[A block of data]
* BEGIN *

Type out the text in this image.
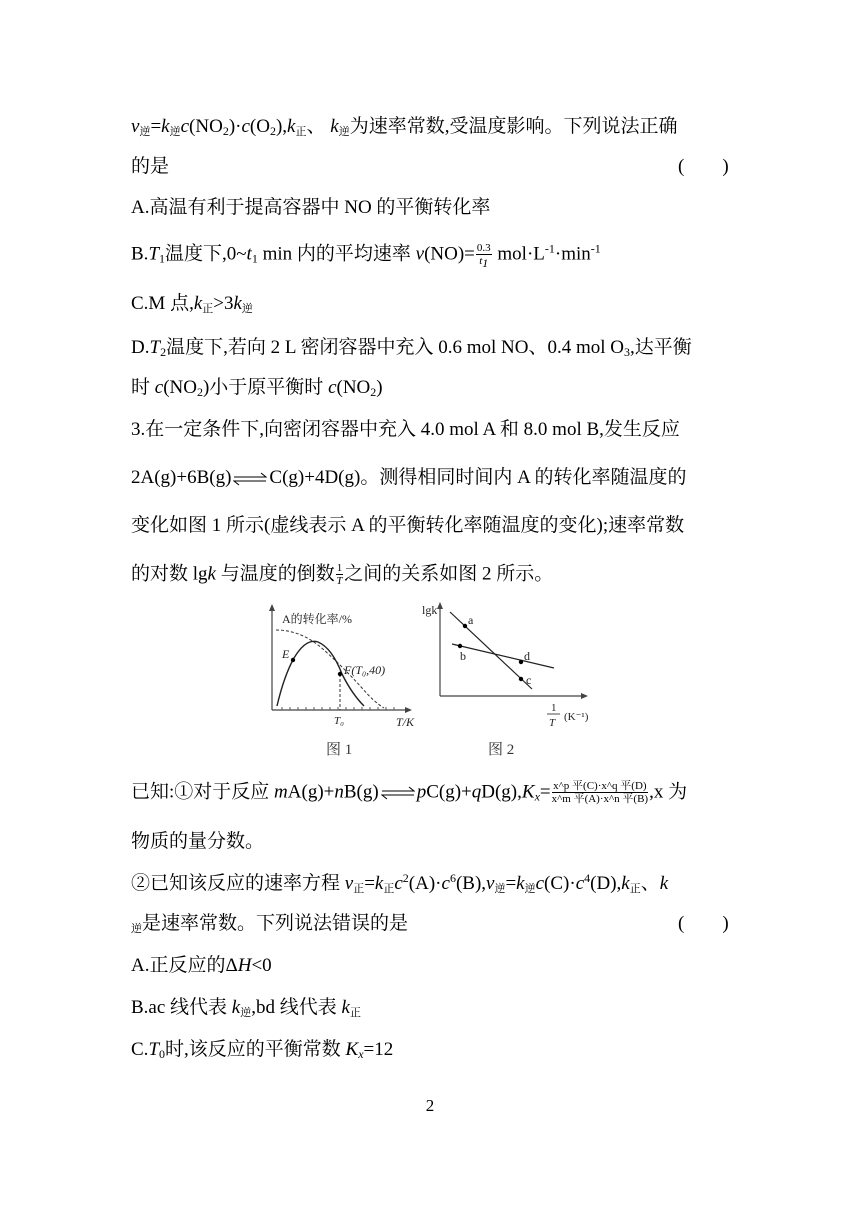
v逆=k逆$c(NO_2)\cdot c(O_2),k$正、 k逆为速率常数,受温度影响。下列说法正确
的是	(　　)
A.高温有利于提高容器中 NO 的平衡转化率
$B.T_1$温度下$,0\sim t_1$ min 内的平均速率 $v(NO)= \frac{0.3}{t_1} mol\cdot L^{-1}\cdot\min^{-1}$
C.M 点,k正>3k逆
$D.T_2$温度下,若向 2 L 密闭容器中充入 0.6 mol NO、0.4 mol $O_3$,达平衡
时 $c(NO_2)$小于原平衡时 $c(NO_2)$
3.在一定条件下,向密闭容器中充入 4.0 mol A 和 8.0 mol B,发生反应
2A(g)+6B(g) ⇌ C(g)+4D(g)。测得相同时间内 A 的转化率随温度的
变化如图 1 所示(虚线表示 A 的平衡转化率随温度的变化);速率常数
的对数 lgk 与温度的倒数 $\frac{1}{T}$ 之间的关系如图 2 所示。
A的转化率/%
E
F(T₀,40)
T₀	T/K
图 1
lgk
a
b
c
d
1
T (K⁻¹)
图 2
已知:①对于反应 mA(g)+nB(g) ⇌ $pC(g)+qD(g),K_x= \frac{\text{x\textasciicircum{}p 平(C)·x\textasciicircum{}q 平(D)}}{\text{x\textasciicircum{}m 平(A)·x\textasciicircum{}n 平(B)}} ,x$ 为
物质的量分数。
②已知该反应的速率方程 v正=k正$c^2(A)\cdot c^6(B),v$逆=k逆$c(C)\cdot c^4(D),k$正、k
逆是速率常数。下列说法错误的是	(　　)
A.正反应的ΔH<0
B.ac 线代表 k逆,bd 线代表 k正
$C.T_0$时,该反应的平衡常数 $K_x=12$
2
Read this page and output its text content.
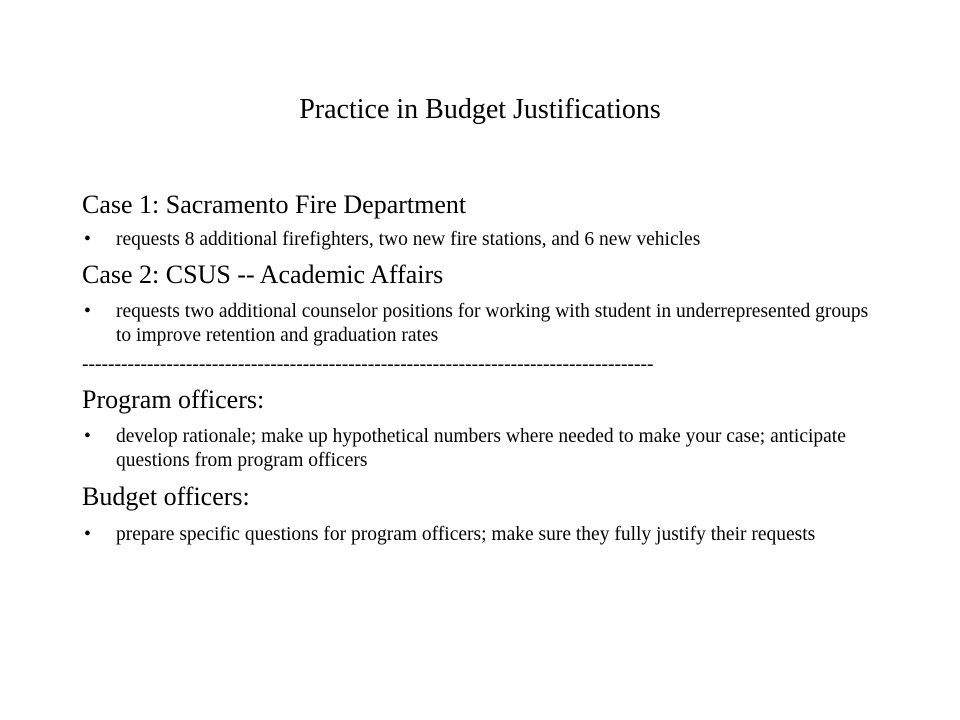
Practice in Budget Justifications

Case 1: Sacramento Fire Department

• requests 8 additional firefighters, two new fire stations, and 6 new vehicles

Case 2: CSUS -- Academic Affairs

• requests two additional counselor positions for working with student in underrepresented groups to improve retention and graduation rates

----------------------------------------------------------------------------------------

Program officers:

• develop rationale; make up hypothetical numbers where needed to make your case; anticipate questions from program officers

Budget officers:

• prepare specific questions for program officers; make sure they fully justify their requests
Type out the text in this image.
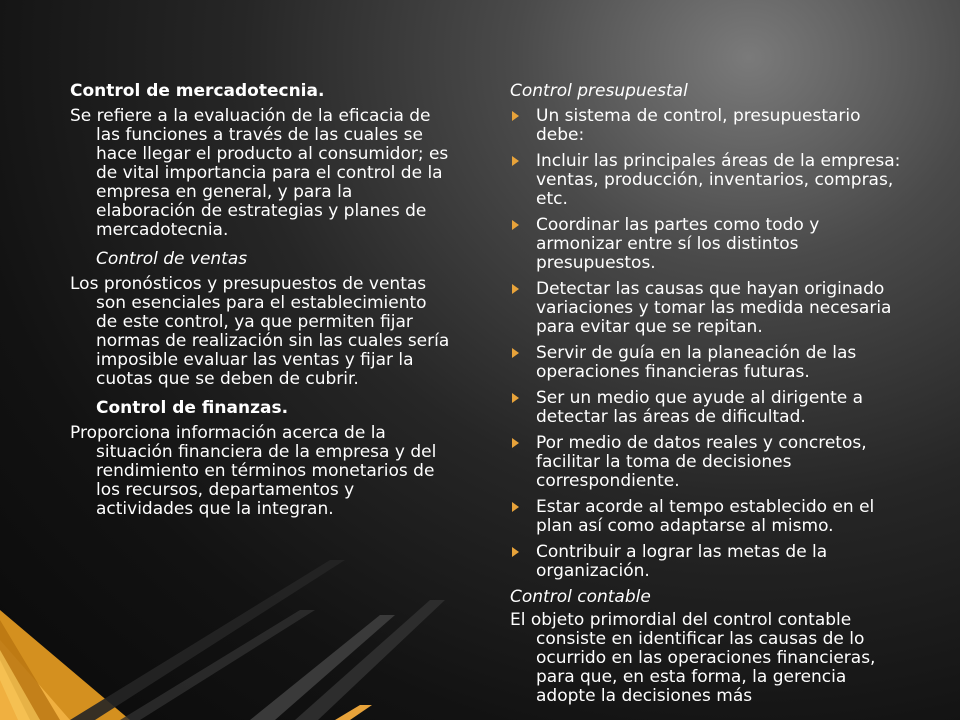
Control de mercadotecnia.

Se refiere a la evaluación de la eficacia de las funciones a través de las cuales se hace llegar el producto al consumidor; es de vital importancia para el control de la empresa en general, y para la elaboración de estrategias y planes de mercadotecnia.

Control de ventas

Los pronósticos y presupuestos de ventas son esenciales para el establecimiento de este control, ya que permiten fijar normas de realización sin las cuales sería imposible evaluar las ventas y fijar la cuotas que se deben de cubrir.

Control de finanzas.

Proporciona información acerca de la situación financiera de la empresa y del rendimiento en términos monetarios de los recursos, departamentos y actividades que la integran.

Control presupuestal

Un sistema de control, presupuestario debe:
Incluir las principales áreas de la empresa: ventas, producción, inventarios, compras, etc.
Coordinar las partes como todo y armonizar entre sí los distintos presupuestos.
Detectar las causas que hayan originado variaciones y tomar las medida necesaria para evitar que se repitan.
Servir de guía en la planeación de las operaciones financieras futuras.
Ser un medio que ayude al dirigente a detectar las áreas de dificultad.
Por medio de datos reales y concretos, facilitar la toma de decisiones correspondiente.
Estar acorde al tempo establecido en el plan así como adaptarse al mismo.
Contribuir a lograr las metas de la organización.

Control contable

El objeto primordial del control contable consiste en identificar las causas de lo ocurrido en las operaciones financieras, para que, en esta forma, la gerencia adopte la decisiones más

* END *

• Your goal: Identify and extract each line of the listing that contains "para".

• Full solution:
Se refiere a la evaluación de la eficacia de las funciones a través de las cuales se hace llegar el producto al consumidor; es de vital importancia para el control de la empresa en general, y para la elaboración de estrategias y planes de mercadotecnia.
Los pronósticos y presupuestos de ventas son esenciales para el establecimiento de este control, ya que permiten fijar normas de realización sin las cuales sería imposible evaluar las ventas y fijar la cuotas que se deben de cubrir.
Detectar las causas que hayan originado variaciones y tomar las medida necesaria para evitar que se repitan.
El objeto primordial del control contable consiste en identificar las causas de lo ocurrido en las operaciones financieras, para que, en esta forma, la gerencia adopte la decisiones más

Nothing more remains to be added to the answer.